Directive a
In the entries below, copy out the lines from the one containing "label-part: (Drory &" through the one containing "299, 359, 515]", inclusive, and nothing else.

Given passage
Fig. 5(a)–(d) shows the solid state ⁷Li, ²³Na, ³¹P and ²⁹Si MAS NMR, respectively. The ⁷Li MAS NMR data (see Fig. 5(a)) is represented by single resonances centred at 0.51 ppm and 0.37 ppm for the ^NaLiBio and ^LiBio glasses, respectively. The results are in agreement with ⁷Li NMR studies by Gee et al. where a chemical shift of 0.47 ppm was reported for mixed Na–Li-silicates.⁵⁰ The introduction of Na to this system shifts the resonances due to next nearest neighbour effects (Na–O–Li), however a minimal effect on the measured nearest neighbour (Li–O) bond lengths is observed (see Table 4). This chemical shift confirms that the alkali metals are mixed in the glass forming Na–O–Li correlations and not phase separated forming solely Li–O–Li correlations.

Fig. 5 Solid state MAS NMR data for, (a) one pulse ⁷Li MAS (27.5 kHz) resonances with spectral simulation shown in grey, (b) variable B₀²³Na MAS study with their respected spectral simulations also given in grey, (c) the ³¹P spectra and its simulations in grey, (d) ²⁹Si study demonstrating the deconvolution into Q² and Q³ components (* spinning sidebands) and (e) shows the ²³Na 3QMAS (12.5 kHz) with their respective projections along the isotropic dimension.

Stored records

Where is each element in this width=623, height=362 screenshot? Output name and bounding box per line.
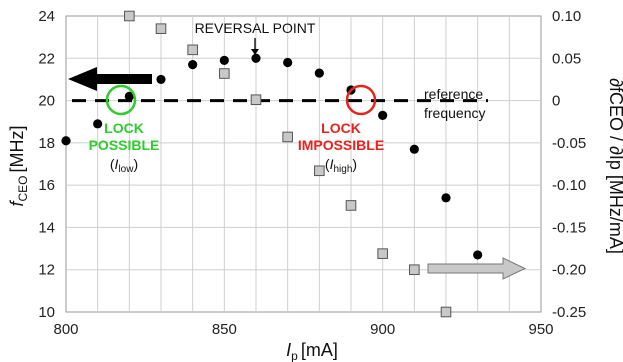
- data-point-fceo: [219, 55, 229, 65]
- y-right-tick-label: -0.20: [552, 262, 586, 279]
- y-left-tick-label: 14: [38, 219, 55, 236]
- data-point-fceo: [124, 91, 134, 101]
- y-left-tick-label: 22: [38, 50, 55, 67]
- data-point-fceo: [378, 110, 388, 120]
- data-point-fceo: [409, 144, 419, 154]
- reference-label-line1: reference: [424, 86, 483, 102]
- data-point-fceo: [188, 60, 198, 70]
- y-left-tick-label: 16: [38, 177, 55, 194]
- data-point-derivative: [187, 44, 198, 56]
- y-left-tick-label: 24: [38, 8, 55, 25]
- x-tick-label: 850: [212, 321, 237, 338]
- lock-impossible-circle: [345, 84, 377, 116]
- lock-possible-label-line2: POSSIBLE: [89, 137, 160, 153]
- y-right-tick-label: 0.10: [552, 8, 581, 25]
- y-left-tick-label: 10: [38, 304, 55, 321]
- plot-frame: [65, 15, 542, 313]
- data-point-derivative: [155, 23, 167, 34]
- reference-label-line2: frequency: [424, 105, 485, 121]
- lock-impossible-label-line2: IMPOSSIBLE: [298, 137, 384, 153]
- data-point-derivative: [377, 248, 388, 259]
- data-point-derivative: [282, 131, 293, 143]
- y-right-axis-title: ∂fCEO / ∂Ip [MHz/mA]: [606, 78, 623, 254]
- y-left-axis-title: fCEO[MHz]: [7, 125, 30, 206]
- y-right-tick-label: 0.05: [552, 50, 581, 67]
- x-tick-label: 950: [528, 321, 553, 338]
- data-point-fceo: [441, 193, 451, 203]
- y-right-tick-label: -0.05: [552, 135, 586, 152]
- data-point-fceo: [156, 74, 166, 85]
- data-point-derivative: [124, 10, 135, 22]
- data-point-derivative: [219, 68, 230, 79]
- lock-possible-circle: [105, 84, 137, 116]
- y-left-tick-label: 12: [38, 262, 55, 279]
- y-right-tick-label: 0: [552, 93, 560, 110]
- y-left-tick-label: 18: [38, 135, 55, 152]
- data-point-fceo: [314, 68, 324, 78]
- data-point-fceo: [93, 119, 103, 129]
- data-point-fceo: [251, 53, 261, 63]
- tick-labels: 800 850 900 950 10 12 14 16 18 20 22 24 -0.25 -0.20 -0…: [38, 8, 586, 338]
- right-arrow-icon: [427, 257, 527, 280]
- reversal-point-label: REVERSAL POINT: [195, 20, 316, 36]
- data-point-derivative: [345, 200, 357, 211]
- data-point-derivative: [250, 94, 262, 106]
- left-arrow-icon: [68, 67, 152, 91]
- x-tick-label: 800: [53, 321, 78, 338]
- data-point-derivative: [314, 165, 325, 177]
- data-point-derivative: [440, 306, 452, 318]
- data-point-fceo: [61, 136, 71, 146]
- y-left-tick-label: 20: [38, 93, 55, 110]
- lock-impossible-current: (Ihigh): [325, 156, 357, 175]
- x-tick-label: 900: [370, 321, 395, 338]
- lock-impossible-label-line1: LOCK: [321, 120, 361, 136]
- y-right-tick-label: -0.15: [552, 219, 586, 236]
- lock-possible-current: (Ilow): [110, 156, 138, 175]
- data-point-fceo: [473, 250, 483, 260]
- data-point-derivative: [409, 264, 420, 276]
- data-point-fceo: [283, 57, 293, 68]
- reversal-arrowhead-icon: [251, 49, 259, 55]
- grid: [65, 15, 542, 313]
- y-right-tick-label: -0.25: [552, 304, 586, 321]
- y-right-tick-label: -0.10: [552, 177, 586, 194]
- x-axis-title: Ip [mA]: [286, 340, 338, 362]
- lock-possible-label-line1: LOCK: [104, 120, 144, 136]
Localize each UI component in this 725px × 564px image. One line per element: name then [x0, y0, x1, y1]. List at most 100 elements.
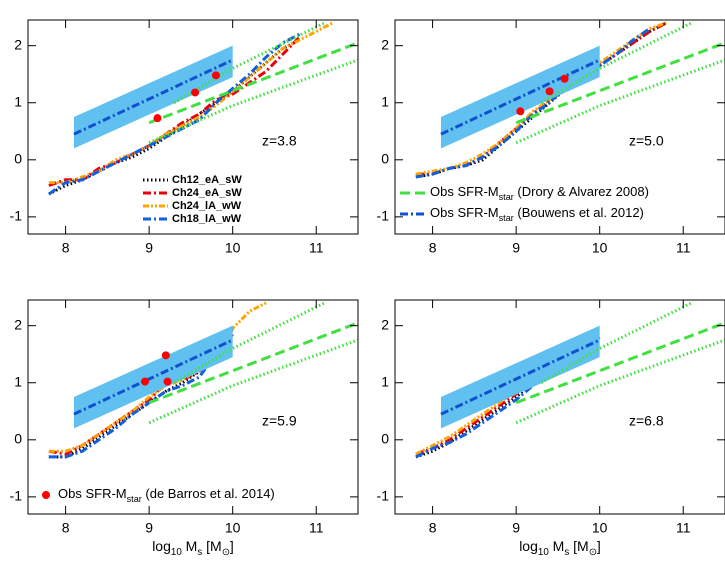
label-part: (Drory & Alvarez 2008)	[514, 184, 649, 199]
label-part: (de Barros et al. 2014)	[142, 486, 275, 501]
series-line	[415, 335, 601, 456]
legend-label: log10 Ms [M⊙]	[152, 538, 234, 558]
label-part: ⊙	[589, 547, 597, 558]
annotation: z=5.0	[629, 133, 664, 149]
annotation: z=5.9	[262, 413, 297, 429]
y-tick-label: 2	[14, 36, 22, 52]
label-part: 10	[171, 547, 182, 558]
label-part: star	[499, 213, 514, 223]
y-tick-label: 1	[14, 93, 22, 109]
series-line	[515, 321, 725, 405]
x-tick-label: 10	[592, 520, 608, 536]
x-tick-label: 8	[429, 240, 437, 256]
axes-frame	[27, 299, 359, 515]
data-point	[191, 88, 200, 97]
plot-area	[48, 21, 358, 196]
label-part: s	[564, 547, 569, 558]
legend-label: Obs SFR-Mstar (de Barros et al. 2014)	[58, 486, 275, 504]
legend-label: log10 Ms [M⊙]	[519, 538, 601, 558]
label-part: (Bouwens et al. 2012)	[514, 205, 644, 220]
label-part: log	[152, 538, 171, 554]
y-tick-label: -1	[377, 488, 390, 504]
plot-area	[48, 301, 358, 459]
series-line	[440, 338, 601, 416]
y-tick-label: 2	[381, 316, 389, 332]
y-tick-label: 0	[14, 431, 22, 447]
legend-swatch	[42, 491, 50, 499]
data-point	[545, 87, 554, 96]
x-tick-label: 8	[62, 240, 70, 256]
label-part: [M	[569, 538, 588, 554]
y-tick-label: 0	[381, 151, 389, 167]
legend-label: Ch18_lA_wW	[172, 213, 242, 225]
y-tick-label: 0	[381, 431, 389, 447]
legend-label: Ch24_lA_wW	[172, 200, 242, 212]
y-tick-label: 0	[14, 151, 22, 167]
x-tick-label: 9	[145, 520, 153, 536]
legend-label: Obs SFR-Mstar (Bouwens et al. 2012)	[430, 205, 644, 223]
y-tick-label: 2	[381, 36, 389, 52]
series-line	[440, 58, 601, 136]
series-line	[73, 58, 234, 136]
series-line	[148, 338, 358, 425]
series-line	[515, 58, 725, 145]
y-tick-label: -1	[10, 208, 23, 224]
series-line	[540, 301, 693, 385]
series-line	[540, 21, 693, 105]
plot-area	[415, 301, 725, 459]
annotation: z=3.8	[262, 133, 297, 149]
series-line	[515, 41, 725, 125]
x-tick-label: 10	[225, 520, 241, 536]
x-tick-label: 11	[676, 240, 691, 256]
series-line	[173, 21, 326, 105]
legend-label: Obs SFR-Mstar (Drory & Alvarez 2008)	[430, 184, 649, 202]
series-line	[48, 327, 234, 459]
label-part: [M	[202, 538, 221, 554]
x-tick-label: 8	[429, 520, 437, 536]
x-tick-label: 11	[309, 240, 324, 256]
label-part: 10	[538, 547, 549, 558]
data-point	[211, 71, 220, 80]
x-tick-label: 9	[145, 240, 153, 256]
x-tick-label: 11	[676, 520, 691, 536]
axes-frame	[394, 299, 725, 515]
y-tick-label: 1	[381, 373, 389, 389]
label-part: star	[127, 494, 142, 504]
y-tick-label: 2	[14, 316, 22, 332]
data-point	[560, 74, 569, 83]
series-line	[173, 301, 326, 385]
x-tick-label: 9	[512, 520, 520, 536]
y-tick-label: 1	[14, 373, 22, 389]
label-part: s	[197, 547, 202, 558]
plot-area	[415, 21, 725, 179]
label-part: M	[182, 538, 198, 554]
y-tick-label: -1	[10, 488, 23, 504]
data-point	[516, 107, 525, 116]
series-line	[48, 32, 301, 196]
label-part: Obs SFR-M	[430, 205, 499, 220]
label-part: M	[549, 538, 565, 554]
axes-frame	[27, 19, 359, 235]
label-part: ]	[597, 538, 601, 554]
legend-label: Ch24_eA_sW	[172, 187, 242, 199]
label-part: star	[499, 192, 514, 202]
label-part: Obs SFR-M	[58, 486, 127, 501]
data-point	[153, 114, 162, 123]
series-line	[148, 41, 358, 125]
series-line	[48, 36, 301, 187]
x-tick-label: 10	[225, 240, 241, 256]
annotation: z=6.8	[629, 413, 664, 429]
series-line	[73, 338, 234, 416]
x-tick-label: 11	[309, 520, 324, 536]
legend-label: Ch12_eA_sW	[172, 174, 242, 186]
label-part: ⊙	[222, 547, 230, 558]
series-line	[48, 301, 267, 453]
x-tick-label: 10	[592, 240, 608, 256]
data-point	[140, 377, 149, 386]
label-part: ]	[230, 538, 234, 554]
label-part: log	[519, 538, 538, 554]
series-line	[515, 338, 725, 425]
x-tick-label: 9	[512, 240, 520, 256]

Directive b
In the NMR passage, what chemical shift did Gee et al. report for mixed Na–Li-silicates?

Reply a
label-part: (Drory & Alvarez 2008)	[514, 184, 649, 199]
label-part: (de Barros et al. 2014)	[142, 486, 275, 501]
series-line	[415, 335, 601, 456]
legend-label: log10 Ms [M⊙]	[152, 538, 234, 558]
label-part: ⊙	[589, 547, 597, 558]
annotation: z=5.0	[629, 133, 664, 149]
annotation: z=5.9	[262, 413, 297, 429]
y-tick-label: 2	[14, 36, 22, 52]
label-part: 10	[171, 547, 182, 558]
label-part: star	[499, 213, 514, 223]
y-tick-label: 1	[14, 93, 22, 109]
series-line	[515, 321, 725, 405]
x-tick-label: 10	[592, 520, 608, 536]
x-tick-label: 8	[429, 240, 437, 256]
axes-frame	[27, 299, 359, 515]

Reply b
0.47 ppm